• PROVIDED ENTRIES:
####################
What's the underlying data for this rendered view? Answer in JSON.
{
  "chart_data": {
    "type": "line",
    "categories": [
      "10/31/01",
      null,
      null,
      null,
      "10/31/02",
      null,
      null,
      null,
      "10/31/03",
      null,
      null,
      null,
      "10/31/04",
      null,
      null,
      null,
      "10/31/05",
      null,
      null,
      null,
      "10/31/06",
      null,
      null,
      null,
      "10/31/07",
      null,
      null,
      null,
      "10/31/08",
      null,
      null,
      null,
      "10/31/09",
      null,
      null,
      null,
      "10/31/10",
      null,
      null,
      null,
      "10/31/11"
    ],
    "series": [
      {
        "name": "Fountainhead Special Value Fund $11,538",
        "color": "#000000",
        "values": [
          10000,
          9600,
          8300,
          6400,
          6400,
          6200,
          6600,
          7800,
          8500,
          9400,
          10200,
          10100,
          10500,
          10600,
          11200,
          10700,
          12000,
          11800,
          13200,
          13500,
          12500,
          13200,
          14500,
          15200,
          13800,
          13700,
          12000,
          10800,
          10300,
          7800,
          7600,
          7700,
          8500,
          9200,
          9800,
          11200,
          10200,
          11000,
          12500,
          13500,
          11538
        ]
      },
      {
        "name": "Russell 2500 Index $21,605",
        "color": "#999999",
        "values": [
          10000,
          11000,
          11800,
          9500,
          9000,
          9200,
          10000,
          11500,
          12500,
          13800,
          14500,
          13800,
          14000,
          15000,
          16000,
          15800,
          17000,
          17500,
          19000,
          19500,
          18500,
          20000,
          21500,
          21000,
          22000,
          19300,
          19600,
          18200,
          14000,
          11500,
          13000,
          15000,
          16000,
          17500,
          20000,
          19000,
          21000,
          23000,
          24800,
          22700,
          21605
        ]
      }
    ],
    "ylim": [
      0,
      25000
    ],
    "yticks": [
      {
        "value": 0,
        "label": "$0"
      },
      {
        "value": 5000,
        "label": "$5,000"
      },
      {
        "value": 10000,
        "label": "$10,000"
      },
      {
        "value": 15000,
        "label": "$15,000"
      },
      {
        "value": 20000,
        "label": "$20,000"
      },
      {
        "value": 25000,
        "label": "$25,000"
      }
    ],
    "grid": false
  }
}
####################
• PROBLEM: Work out the number of lines in this listing that include the word "label". Reply with that number only.

• COMPLETE OUTPUT: 6